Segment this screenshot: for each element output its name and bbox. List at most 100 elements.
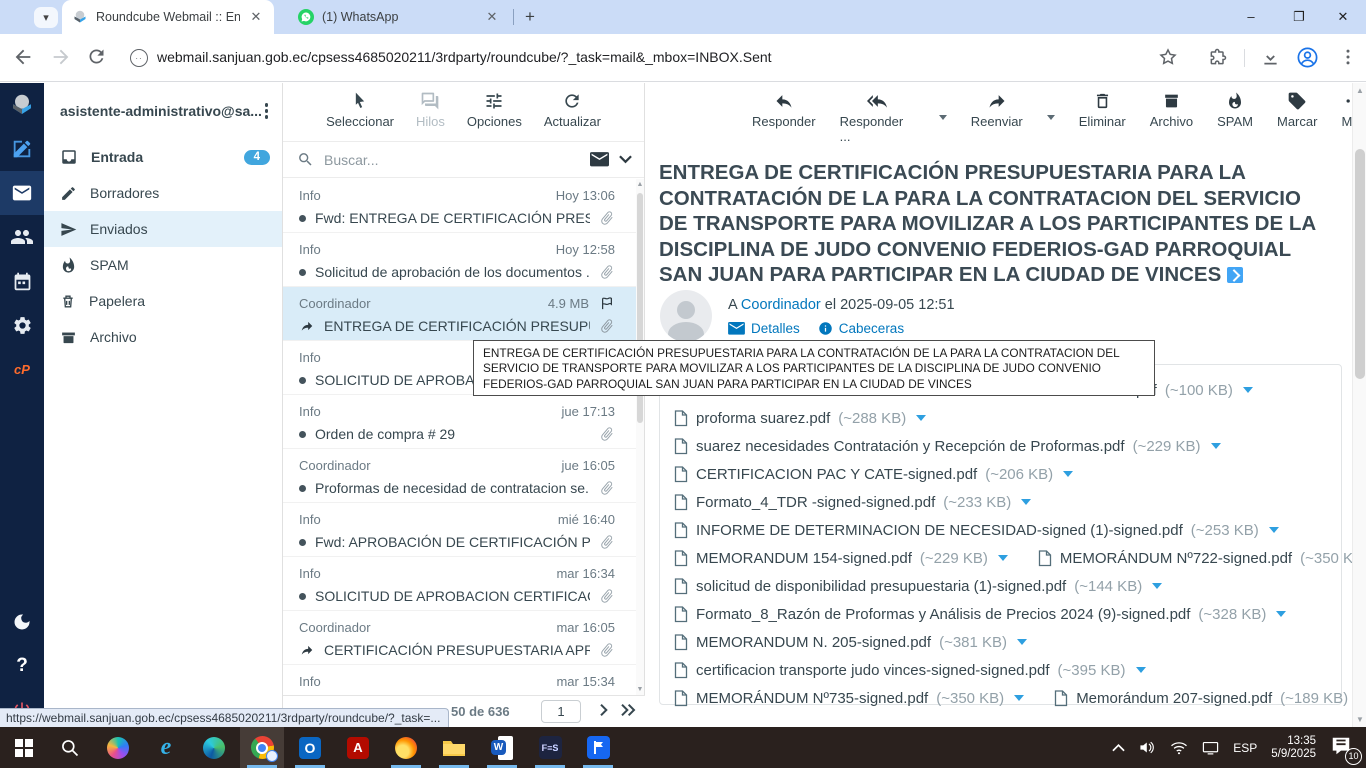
message-row[interactable]: Coordinadorjue 16:05 Proformas de necesi… <box>283 449 637 503</box>
delete-button[interactable]: Eliminar <box>1079 91 1126 141</box>
attachment-caret-icon[interactable] <box>1017 639 1027 645</box>
reply-button[interactable]: Responder <box>752 91 816 141</box>
cpanel-logo[interactable]: cP <box>0 347 44 391</box>
sidebar-item-entrada[interactable]: Entrada 4 <box>44 139 282 175</box>
select-button[interactable]: Seleccionar <box>326 91 394 141</box>
external-link-icon[interactable] <box>1227 267 1243 283</box>
account-header[interactable]: asistente-administrativo@sa... <box>44 83 282 139</box>
attachment-item[interactable]: certificacion transporte judo vinces-sig… <box>674 662 1146 679</box>
attachment-caret-icon[interactable] <box>1021 499 1031 505</box>
threads-button[interactable]: Hilos <box>416 91 445 141</box>
attachment-item[interactable]: MEMORANDUM N. 205-signed.pdf (~381 KB) <box>674 634 1027 651</box>
message-row-selected[interactable]: Coordinador4.9 MB ENTREGA DE CERTIFICACI… <box>283 287 637 341</box>
forward-button[interactable]: Reenviar <box>971 91 1023 141</box>
new-tab-button[interactable]: + <box>520 7 540 27</box>
help-icon[interactable]: ? <box>0 644 44 688</box>
wifi-icon[interactable] <box>1170 741 1188 755</box>
notification-center-icon[interactable]: 10 <box>1330 735 1356 761</box>
sidebar-item-spam[interactable]: SPAM <box>44 247 282 283</box>
attachment-item[interactable]: suarez necesidades Contratación y Recepc… <box>674 438 1221 455</box>
back-icon[interactable] <box>12 46 36 70</box>
headers-link[interactable]: Cabeceras <box>818 321 904 336</box>
archive-button[interactable]: Archivo <box>1150 91 1193 141</box>
dark-mode-moon-icon[interactable] <box>0 600 44 644</box>
scroll-up-icon[interactable]: ▲ <box>636 181 644 188</box>
list-scrollbar[interactable]: ▲ ▼ <box>636 179 644 695</box>
scrollbar-thumb[interactable] <box>1355 149 1365 379</box>
internet-explorer-icon[interactable]: e <box>144 727 188 768</box>
word-icon[interactable]: W <box>480 727 524 768</box>
downloads-icon[interactable] <box>1260 47 1284 71</box>
attachment-caret-icon[interactable] <box>1136 667 1146 673</box>
search-scope-envelope-icon[interactable] <box>590 152 609 168</box>
taskbar-clock[interactable]: 13:35 5/9/2025 <box>1271 735 1316 761</box>
attachment-item[interactable]: Formato_8_Razón de Proformas y Análisis … <box>674 606 1286 623</box>
attachment-caret-icon[interactable] <box>1276 611 1286 617</box>
window-close-button[interactable]: ✕ <box>1320 0 1366 33</box>
flag-icon[interactable] <box>599 296 615 311</box>
contacts-icon[interactable] <box>0 215 44 259</box>
attachment-caret-icon[interactable] <box>1243 387 1253 393</box>
volume-icon[interactable] <box>1139 740 1156 755</box>
attachment-item[interactable]: CERTIFICACION PAC Y CATE-signed.pdf (~20… <box>674 466 1073 483</box>
attachment-caret-icon[interactable] <box>916 415 926 421</box>
refresh-button[interactable]: Actualizar <box>544 91 601 141</box>
extensions-icon[interactable] <box>1208 47 1232 71</box>
forward-caret-icon[interactable] <box>1047 115 1055 120</box>
message-row[interactable]: Infomar 15:34 <box>283 665 637 695</box>
browser-menu-icon[interactable] <box>1338 47 1362 71</box>
address-bar[interactable]: webmail.sanjuan.gob.ec/cpsess4685020211/… <box>157 49 772 65</box>
fes-app-icon[interactable]: F≡S <box>528 727 572 768</box>
search-input[interactable] <box>324 152 580 168</box>
attachment-caret-icon[interactable] <box>998 555 1008 561</box>
profile-avatar-icon[interactable] <box>1296 46 1320 70</box>
site-info-icon[interactable]: ·· <box>130 49 148 67</box>
sidebar-item-archivo[interactable]: Archivo <box>44 319 282 355</box>
scroll-down-icon[interactable]: ▼ <box>1353 715 1366 724</box>
search-options-chevron-icon[interactable] <box>619 155 632 164</box>
attachment-item[interactable]: solicitud de disponibilidad presupuestar… <box>674 578 1162 595</box>
outlook-icon[interactable]: O <box>288 727 332 768</box>
attachment-caret-icon[interactable] <box>1063 471 1073 477</box>
details-link[interactable]: Detalles <box>728 321 800 336</box>
mail-module-icon[interactable] <box>0 171 44 215</box>
language-indicator[interactable]: ESP <box>1233 741 1257 755</box>
recipient-link[interactable]: Coordinador <box>741 297 821 313</box>
message-row[interactable]: Infomié 16:40 Fwd: APROBACIÓN DE CERTIFI… <box>283 503 637 557</box>
settings-gear-icon[interactable] <box>0 303 44 347</box>
scroll-up-icon[interactable]: ▲ <box>1353 86 1366 95</box>
calendar-icon[interactable] <box>0 259 44 303</box>
page-input[interactable]: 1 <box>541 700 581 723</box>
flag-app-icon[interactable] <box>576 727 620 768</box>
forward-icon[interactable] <box>50 46 74 70</box>
attachment-caret-icon[interactable] <box>1152 583 1162 589</box>
acrobat-icon[interactable]: A <box>336 727 380 768</box>
start-button[interactable] <box>2 727 46 768</box>
tab-close-icon[interactable]: ✕ <box>484 9 500 25</box>
reply-all-caret-icon[interactable] <box>939 115 947 120</box>
window-minimize-button[interactable]: – <box>1228 0 1274 33</box>
message-row[interactable]: Infomar 16:34 SOLICITUD DE APROBACION CE… <box>283 557 637 611</box>
connect-display-icon[interactable] <box>1202 740 1219 755</box>
attachment-item[interactable]: INFORME DE DETERMINACION DE NECESIDAD-si… <box>674 522 1279 539</box>
copilot-icon[interactable] <box>96 727 140 768</box>
firefox-icon[interactable] <box>384 727 428 768</box>
attachment-item[interactable]: Memorándum 207-signed.pdf (~189 KB) <box>1054 690 1366 707</box>
message-row[interactable]: InfoHoy 12:58 Solicitud de aprobación de… <box>283 233 637 287</box>
attachment-caret-icon[interactable] <box>1211 443 1221 449</box>
chrome-icon[interactable] <box>240 727 284 768</box>
tab-close-icon[interactable]: ✕ <box>248 9 264 25</box>
sidebar-item-enviados[interactable]: Enviados <box>44 211 282 247</box>
compose-icon[interactable] <box>0 127 44 171</box>
message-row[interactable]: InfoHoy 13:06 Fwd: ENTREGA DE CERTIFICAC… <box>283 179 637 233</box>
attachment-caret-icon[interactable] <box>1014 695 1024 701</box>
edge-icon[interactable] <box>192 727 236 768</box>
reload-icon[interactable] <box>86 46 110 70</box>
sidebar-item-papelera[interactable]: Papelera <box>44 283 282 319</box>
mark-button[interactable]: Marcar <box>1277 91 1317 141</box>
options-button[interactable]: Opciones <box>467 91 522 141</box>
file-explorer-icon[interactable] <box>432 727 476 768</box>
taskbar-search-icon[interactable] <box>48 727 92 768</box>
reply-all-button[interactable]: Responder ... <box>840 91 915 141</box>
attachment-item[interactable]: Formato_4_TDR -signed-signed.pdf (~233 K… <box>674 494 1031 511</box>
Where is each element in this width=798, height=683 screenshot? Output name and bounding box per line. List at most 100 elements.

GIVEN PROBLEM:
Reproduce every line of the entries above verbatim, leaving out the pictures.

CORRECT OUTPUT:
Segment this screenshot: for each element output its name and bbox. List at most 100 elements.
message-row[interactable]: Coordinadorjue 16:05 Proformas de necesi… <box>283 449 637 503</box>
delete-button[interactable]: Eliminar <box>1079 91 1126 141</box>
attachment-caret-icon[interactable] <box>1017 639 1027 645</box>
reply-button[interactable]: Responder <box>752 91 816 141</box>
cpanel-logo[interactable]: cP <box>0 347 44 391</box>
sidebar-item-entrada[interactable]: Entrada 4 <box>44 139 282 175</box>
select-button[interactable]: Seleccionar <box>326 91 394 141</box>
external-link-icon[interactable] <box>1227 267 1243 283</box>
account-header[interactable]: asistente-administrativo@sa... <box>44 83 282 139</box>
attachment-item[interactable]: certificacion transporte judo vinces-sig… <box>674 662 1146 679</box>
attachment-caret-icon[interactable] <box>1021 499 1031 505</box>
threads-button[interactable]: Hilos <box>416 91 445 141</box>
attachment-item[interactable]: MEMORANDUM N. 205-signed.pdf (~381 KB) <box>674 634 1027 651</box>
message-row-selected[interactable]: Coordinador4.9 MB ENTREGA DE CERTIFICACI… <box>283 287 637 341</box>
forward-button[interactable]: Reenviar <box>971 91 1023 141</box>
new-tab-button[interactable]: + <box>520 7 540 27</box>
help-icon[interactable]: ? <box>0 644 44 688</box>
wifi-icon[interactable] <box>1170 741 1188 755</box>
notification-center-icon[interactable]: 10 <box>1330 735 1356 761</box>
sidebar-item-spam[interactable]: SPAM <box>44 247 282 283</box>
attachment-item[interactable]: suarez necesidades Contratación y Recepc… <box>674 438 1221 455</box>
back-icon[interactable] <box>12 46 36 70</box>
headers-link[interactable]: Cabeceras <box>818 321 904 336</box>
archive-button[interactable]: Archivo <box>1150 91 1193 141</box>
dark-mode-moon-icon[interactable] <box>0 600 44 644</box>
scroll-up-icon[interactable]: ▲ <box>636 181 644 188</box>
list-scrollbar[interactable]: ▲ ▼ <box>636 179 644 695</box>
scrollbar-thumb[interactable] <box>1355 149 1365 379</box>
internet-explorer-icon[interactable]: e <box>144 727 188 768</box>
word-icon[interactable]: W <box>480 727 524 768</box>
downloads-icon[interactable] <box>1260 47 1284 71</box>
attachment-caret-icon[interactable] <box>1136 667 1146 673</box>
search-scope-envelope-icon[interactable] <box>590 152 609 168</box>
taskbar-clock[interactable]: 13:35 5/9/2025 <box>1271 735 1316 761</box>
attachment-item[interactable]: Formato_8_Razón de Proformas y Análisis … <box>674 606 1286 623</box>
attachment-caret-icon[interactable] <box>1276 611 1286 617</box>
window-close-button[interactable]: ✕ <box>1320 0 1366 33</box>
flag-icon[interactable] <box>599 296 615 311</box>
contacts-icon[interactable] <box>0 215 44 259</box>
attachment-caret-icon[interactable] <box>1243 387 1253 393</box>
volume-icon[interactable] <box>1139 740 1156 755</box>
attachment-item[interactable]: CERTIFICACION PAC Y CATE-signed.pdf (~20… <box>674 466 1073 483</box>
attachment-caret-icon[interactable] <box>916 415 926 421</box>
refresh-button[interactable]: Actualizar <box>544 91 601 141</box>
extensions-icon[interactable] <box>1208 47 1232 71</box>
forward-caret-icon[interactable] <box>1047 115 1055 120</box>
message-row[interactable]: Infomar 15:34 <box>283 665 637 695</box>
browser-menu-icon[interactable] <box>1338 47 1362 71</box>
address-bar[interactable]: webmail.sanjuan.gob.ec/cpsess4685020211/… <box>157 49 772 65</box>
fes-app-icon[interactable]: F≡S <box>528 727 572 768</box>
search-input[interactable] <box>324 152 580 168</box>
attachment-caret-icon[interactable] <box>998 555 1008 561</box>
profile-avatar-icon[interactable] <box>1296 46 1320 70</box>
site-info-icon[interactable]: ·· <box>130 49 148 67</box>
sidebar-item-archivo[interactable]: Archivo <box>44 319 282 355</box>
scroll-down-icon[interactable]: ▼ <box>1353 715 1366 724</box>
search-options-chevron-icon[interactable] <box>619 155 632 164</box>
attachment-item[interactable]: solicitud de disponibilidad presupuestar… <box>674 578 1162 595</box>
outlook-icon[interactable]: O <box>288 727 332 768</box>
attachment-caret-icon[interactable] <box>1063 471 1073 477</box>
details-link[interactable]: Detalles <box>728 321 800 336</box>
mail-module-icon[interactable] <box>0 171 44 215</box>
language-indicator[interactable]: ESP <box>1233 741 1257 755</box>
recipient-link[interactable]: Coordinador <box>741 297 821 313</box>
message-row[interactable]: Infomié 16:40 Fwd: APROBACIÓN DE CERTIFI… <box>283 503 637 557</box>
settings-gear-icon[interactable] <box>0 303 44 347</box>
scroll-up-icon[interactable]: ▲ <box>1353 86 1366 95</box>
calendar-icon[interactable] <box>0 259 44 303</box>
page-input[interactable]: 1 <box>541 700 581 723</box>
flag-app-icon[interactable] <box>576 727 620 768</box>
forward-icon[interactable] <box>50 46 74 70</box>
attachment-caret-icon[interactable] <box>1152 583 1162 589</box>
acrobat-icon[interactable]: A <box>336 727 380 768</box>
start-button[interactable] <box>2 727 46 768</box>
tab-close-icon[interactable]: ✕ <box>484 9 500 25</box>
reply-all-caret-icon[interactable] <box>939 115 947 120</box>
window-minimize-button[interactable]: – <box>1228 0 1274 33</box>
message-row[interactable]: Infomar 16:34 SOLICITUD DE APROBACION CE… <box>283 557 637 611</box>
connect-display-icon[interactable] <box>1202 740 1219 755</box>
attachment-item[interactable]: INFORME DE DETERMINACION DE NECESIDAD-si… <box>674 522 1279 539</box>
copilot-icon[interactable] <box>96 727 140 768</box>
firefox-icon[interactable] <box>384 727 428 768</box>
attachment-item[interactable]: Memorándum 207-signed.pdf (~189 KB) <box>1054 690 1366 707</box>
message-row[interactable]: InfoHoy 12:58 Solicitud de aprobación de… <box>283 233 637 287</box>
attachment-caret-icon[interactable] <box>1211 443 1221 449</box>
chrome-icon[interactable] <box>240 727 284 768</box>
tab-close-icon[interactable]: ✕ <box>248 9 264 25</box>
sidebar-item-enviados[interactable]: Enviados <box>44 211 282 247</box>
compose-icon[interactable] <box>0 127 44 171</box>
message-row[interactable]: InfoHoy 13:06 Fwd: ENTREGA DE CERTIFICAC… <box>283 179 637 233</box>
attachment-caret-icon[interactable] <box>1014 695 1024 701</box>
edge-icon[interactable] <box>192 727 236 768</box>
reload-icon[interactable] <box>86 46 110 70</box>
sidebar-item-papelera[interactable]: Papelera <box>44 283 282 319</box>
mark-button[interactable]: Marcar <box>1277 91 1317 141</box>
options-button[interactable]: Opciones <box>467 91 522 141</box>
file-explorer-icon[interactable] <box>432 727 476 768</box>
taskbar-search-icon[interactable] <box>48 727 92 768</box>
reply-all-button[interactable]: Responder ... <box>840 91 915 141</box>
attachment-item[interactable]: Formato_4_TDR -signed-signed.pdf (~233 K… <box>674 494 1031 511</box>
Where is each element in this width=798, height=683 screenshot? Output name and bounding box per line. List at most 100 elements.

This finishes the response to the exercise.